**Texto**

:::

San Valentín, que se celebra
por este mes, nos recuerda cada año a los enamorados. Creo que te puede dar una
pista firme para entender el enamoramiento, el acercarnos a la vida de unos
“enamorados” especiales, ¡los misioneros!
Si tienes la suerte de
conocer a algún misionero o misionera, seguro que experimentarás un cierto
orgullo por esa relación, por esa amistad. Porque la calidad de estas personas
suele ser, salvo rarísimas excepciones, de lo más alto que podamos ver en una
persona. Una persona que, dentro de su sencillez y normalidad, tiene unas
características extraordinarias. Características que intentaremos presentar en
esta reflexión.
El misionero, ¡claro que
tiene dificultades, problemas, padecimientos! ¡Claro que tiene que echar mano
del esfuerzo, de la lucha, porque está expuesto a la persecución, al ataque
trabajando como trabaja por mejorar la situación de la gente que atiende! Esto
siempre ha pasado. Además, el misionero se encuentra comúnmente en su labor, con
tal precariedad de recursos para llevar adelante su tarea, que esto le acarrea
preocupaciones añadidas…
Pero hay que decir que
también experimenta una gran alegría, imposible de describir en estas líneas, la
cual empapa intensamente su vida de felicidad. Felicidad que proviene de
entregarse totalmente a la gente que atiende.

:::

**Líneas proporcionadas**
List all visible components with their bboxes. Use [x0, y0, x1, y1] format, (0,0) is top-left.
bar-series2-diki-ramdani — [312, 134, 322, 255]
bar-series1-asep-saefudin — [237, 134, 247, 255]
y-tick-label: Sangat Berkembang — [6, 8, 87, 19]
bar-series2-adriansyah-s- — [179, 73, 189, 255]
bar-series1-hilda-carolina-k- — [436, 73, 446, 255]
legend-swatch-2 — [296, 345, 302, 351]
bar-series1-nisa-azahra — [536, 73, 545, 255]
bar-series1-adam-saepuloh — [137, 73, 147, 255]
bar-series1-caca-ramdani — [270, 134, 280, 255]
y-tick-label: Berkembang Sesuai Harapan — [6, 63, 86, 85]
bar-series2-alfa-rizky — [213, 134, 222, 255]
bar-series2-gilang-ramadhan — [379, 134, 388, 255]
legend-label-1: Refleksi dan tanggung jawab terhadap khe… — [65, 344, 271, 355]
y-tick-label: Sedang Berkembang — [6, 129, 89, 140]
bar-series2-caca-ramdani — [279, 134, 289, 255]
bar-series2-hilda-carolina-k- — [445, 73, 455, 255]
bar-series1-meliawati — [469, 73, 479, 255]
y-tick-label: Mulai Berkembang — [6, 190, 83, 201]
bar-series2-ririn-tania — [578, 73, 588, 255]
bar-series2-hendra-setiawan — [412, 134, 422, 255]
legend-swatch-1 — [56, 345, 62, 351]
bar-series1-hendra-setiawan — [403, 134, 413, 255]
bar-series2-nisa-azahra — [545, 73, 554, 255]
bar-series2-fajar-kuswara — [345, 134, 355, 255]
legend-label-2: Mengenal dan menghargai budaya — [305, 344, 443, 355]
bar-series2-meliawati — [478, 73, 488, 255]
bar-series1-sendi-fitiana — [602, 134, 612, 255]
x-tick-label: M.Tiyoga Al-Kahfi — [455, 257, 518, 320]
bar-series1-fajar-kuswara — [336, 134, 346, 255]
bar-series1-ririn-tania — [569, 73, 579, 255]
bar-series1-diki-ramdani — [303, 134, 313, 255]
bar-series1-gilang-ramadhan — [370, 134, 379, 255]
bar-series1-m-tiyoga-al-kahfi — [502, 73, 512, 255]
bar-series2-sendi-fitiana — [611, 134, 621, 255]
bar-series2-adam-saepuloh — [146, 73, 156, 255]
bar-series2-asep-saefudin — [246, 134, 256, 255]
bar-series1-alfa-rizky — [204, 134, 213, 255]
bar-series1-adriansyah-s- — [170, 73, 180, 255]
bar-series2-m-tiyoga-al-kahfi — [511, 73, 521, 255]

:::

**Consigna 1**
Según el texto sobre los misioneros, ¿de dónde proviene la felicidad del misionero?
**Consigna 2**
Imprime el fragmento del texto sobre los misioneros desde "San Valentín, que" hasta "esta reflexión.".
**Consigna 3**
Indica si cada afirmación coincide con el texto sobre los misioneros y cita las palabras que lo deciden: (a) El misionero no tiene dificultades. (b) El misionero suele disponer de pocos recursos para su labor. (c) El misionero experimenta una gran alegría.
Las líneas no guardan relación con el texto.

**Respuesta final 1**
Proviene de entregarse totalmente a la gente que atiende.

**Respuesta final 2**
San Valentín, que se celebra
por este mes, nos recuerda cada año a los enamorados. Creo que te puede dar una
pista firme para entender el enamoramiento, el acercarnos a la vida de unos
“enamorados” especiales, ¡los misioneros!
Si tienes la suerte de
conocer a algún misionero o misionera, seguro que experimentarás un cierto
orgullo por esa relación, por esa amistad. Porque la calidad de estas personas
suele ser, salvo rarísimas excepciones, de lo más alto que podamos ver en una
persona. Una persona que, dentro de su sencillez y normalidad, tiene unas
características extraordinarias. Características que intentaremos presentar en
esta reflexión.

**Respuesta final 3**
(a) No: "¡claro que tiene dificultades, problemas, padecimientos!"
(b) Sí: "con tal precariedad de recursos para llevar adelante su tarea"
(c) Sí: "también experimenta una gran alegría"